Trecho fornecido:
********

Solenidade
de Pentecostes
Homilia
do Papa Bento XVI
Basílica
Vaticana
Domingo,
27 de Maio de 2012
Queridos
irmãos e irmãs!
Sinto-me feliz
por celebrar convosco esta Santa Missa, animada hoje também pelo Coro da
Academia de Santa Cecília e pela Orquestra Juvenil - à qual agradeço - na
Solenidade de Pentecostes. Este mistério constitui o baptismo da Igreja, é um
acontecimento que lhe conferiu, por assim dizer, a forma inicial e o estímulo
para a sua missão. E esta «forma» e «estímulo» são sempre válidos, sempre atuais,
e renovam-se de modo particular mediante as ações litúrgicas. Esta manhã
gostaria de meditar sobre um aspecto essencial do mistério do Pentecostes, que
nos nossos dias conserva toda a sua importância. O Pentecostes é a festa da
união, da compreensão e da comunhão humana. Todos podemos constatar como no
nosso mundo, mesmo se estamos cada vez mais próximos uns dos outros com o
progresso dos meios de comunicação, e as distâncias geográficas parecem
desaparecer, a compreensão e a comunhão entre as pessoas muitas vezes é
superficial e difícil. Permanecem desequilíbrios que com frequência levam a
conflitos; o diálogo entre as gerações torna-se difícil e por vezes prevalece a
contraposição; assistimos a fatos quotidianos nos quais nos parece que os
homens estão a tornar-se mais agressivos e mais conflituosos; compreender-se
parece demasiado comprometedor e prefere-se permanecer no próprio eu, nos
próprios interesses. Nesta situação, podemos deveras encontrar e viver aquela
unidade da qual temos necessidade?

********

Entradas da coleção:
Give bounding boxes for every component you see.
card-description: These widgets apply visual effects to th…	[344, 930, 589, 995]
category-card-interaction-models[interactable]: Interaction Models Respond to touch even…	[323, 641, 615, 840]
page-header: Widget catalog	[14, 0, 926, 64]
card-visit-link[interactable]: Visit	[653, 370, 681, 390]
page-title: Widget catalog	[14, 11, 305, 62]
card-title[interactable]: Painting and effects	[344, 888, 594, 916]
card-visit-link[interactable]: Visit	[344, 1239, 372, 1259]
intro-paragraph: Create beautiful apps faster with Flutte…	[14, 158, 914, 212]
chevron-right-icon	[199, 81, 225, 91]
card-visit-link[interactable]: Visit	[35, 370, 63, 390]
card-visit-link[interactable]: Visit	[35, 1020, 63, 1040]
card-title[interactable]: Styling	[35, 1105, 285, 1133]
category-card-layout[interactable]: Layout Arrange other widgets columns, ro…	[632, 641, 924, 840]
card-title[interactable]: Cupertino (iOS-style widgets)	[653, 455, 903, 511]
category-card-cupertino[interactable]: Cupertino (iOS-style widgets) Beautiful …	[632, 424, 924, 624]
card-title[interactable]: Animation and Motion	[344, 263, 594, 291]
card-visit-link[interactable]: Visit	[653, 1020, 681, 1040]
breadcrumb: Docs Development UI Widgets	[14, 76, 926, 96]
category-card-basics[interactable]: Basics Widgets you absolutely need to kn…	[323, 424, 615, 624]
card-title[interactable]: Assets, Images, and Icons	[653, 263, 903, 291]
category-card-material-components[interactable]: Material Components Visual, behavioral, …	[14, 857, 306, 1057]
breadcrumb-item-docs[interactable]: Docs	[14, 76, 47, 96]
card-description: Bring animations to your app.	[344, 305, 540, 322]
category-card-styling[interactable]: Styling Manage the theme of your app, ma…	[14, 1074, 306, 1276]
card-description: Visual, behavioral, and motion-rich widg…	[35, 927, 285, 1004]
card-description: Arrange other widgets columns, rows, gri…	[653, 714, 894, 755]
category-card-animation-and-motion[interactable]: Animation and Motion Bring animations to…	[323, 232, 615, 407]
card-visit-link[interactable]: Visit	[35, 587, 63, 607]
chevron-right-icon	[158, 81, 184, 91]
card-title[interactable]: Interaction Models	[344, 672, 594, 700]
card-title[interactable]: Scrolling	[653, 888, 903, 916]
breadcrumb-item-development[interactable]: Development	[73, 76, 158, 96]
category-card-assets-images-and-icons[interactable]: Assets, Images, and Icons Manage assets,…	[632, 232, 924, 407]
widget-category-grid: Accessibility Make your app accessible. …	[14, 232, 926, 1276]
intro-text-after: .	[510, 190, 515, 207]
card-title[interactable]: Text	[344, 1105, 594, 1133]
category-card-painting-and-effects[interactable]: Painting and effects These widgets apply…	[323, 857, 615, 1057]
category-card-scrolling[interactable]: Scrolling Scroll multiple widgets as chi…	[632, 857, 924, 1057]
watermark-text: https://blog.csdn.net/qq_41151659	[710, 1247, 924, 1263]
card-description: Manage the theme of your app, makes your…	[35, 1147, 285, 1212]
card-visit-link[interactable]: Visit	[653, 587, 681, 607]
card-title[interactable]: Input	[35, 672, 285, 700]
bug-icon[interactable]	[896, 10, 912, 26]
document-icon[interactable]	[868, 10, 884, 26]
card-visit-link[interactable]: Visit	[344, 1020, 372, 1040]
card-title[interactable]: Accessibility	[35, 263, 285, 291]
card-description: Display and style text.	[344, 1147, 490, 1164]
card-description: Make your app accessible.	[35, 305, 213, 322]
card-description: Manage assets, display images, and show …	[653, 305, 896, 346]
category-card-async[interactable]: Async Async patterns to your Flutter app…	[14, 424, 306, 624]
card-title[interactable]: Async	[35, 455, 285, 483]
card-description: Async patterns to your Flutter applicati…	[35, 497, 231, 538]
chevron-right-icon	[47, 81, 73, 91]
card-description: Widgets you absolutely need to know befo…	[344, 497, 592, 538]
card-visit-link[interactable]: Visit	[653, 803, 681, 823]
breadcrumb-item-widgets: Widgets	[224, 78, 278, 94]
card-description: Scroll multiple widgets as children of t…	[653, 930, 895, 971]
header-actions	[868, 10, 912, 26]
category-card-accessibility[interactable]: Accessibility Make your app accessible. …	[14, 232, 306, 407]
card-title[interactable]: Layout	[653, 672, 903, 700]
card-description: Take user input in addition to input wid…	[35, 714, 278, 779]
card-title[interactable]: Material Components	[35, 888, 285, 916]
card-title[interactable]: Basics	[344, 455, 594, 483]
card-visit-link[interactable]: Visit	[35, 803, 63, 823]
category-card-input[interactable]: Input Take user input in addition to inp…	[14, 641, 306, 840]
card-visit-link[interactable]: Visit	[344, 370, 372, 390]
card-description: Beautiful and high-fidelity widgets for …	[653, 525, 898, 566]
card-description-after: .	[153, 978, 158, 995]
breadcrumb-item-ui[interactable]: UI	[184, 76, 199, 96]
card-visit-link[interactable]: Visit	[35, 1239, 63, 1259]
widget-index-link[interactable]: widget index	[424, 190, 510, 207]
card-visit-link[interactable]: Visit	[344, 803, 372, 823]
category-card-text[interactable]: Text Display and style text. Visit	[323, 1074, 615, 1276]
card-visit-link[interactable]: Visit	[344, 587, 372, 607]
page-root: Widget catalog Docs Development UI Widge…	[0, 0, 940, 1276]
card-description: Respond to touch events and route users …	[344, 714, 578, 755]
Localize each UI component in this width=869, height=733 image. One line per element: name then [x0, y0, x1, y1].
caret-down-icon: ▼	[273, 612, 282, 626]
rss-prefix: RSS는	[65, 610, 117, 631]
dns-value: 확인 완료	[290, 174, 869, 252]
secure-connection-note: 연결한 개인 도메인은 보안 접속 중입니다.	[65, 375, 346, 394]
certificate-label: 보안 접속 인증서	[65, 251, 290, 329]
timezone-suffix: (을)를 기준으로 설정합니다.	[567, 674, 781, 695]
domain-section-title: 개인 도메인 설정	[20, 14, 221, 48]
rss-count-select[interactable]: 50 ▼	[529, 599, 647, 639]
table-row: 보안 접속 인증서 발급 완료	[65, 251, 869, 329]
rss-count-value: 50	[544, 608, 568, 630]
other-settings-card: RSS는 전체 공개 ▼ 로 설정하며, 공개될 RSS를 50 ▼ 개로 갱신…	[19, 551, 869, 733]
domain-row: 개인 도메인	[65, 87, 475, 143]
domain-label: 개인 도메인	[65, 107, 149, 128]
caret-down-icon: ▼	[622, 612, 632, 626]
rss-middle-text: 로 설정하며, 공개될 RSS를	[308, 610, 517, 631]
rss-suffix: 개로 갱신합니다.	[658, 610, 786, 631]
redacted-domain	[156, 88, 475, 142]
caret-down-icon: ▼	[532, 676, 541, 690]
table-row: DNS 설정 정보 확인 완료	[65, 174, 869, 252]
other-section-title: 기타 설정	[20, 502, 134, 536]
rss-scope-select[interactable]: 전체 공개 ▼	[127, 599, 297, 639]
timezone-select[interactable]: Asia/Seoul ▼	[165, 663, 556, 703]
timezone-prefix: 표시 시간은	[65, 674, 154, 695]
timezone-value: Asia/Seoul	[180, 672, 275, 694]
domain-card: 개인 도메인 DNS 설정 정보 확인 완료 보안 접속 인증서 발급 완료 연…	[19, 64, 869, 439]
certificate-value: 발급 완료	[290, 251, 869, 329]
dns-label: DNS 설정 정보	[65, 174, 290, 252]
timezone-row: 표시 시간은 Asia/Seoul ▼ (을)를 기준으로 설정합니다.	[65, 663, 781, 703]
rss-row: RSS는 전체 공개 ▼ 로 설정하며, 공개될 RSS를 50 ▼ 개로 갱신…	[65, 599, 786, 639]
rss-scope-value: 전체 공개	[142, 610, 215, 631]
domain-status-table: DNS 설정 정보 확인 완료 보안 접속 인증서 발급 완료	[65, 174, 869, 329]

********

Tarefa a realizar: As afirmações abaixo concordam com a homilia de Pentecostes? (a) A missa contou com o Coro da Academia de Santa Cecília. (b) As distâncias geográficas parecem estar aumentando. (c) O Pentecostes é a festa da união. Responda sim ou não a cada uma e cite literalmente as palavras decisivas da homilia. A listagem vem de uma fonte diferente da homilia.

Resposta abaixo:
(a) Sim: "animada hoje também pelo Coro da Academia de Santa Cecília"
(b) Não: "as distâncias geográficas parecem desaparecer"
(c) Sim: "O Pentecostes é a festa da união, da compreensão e da comunhão humana"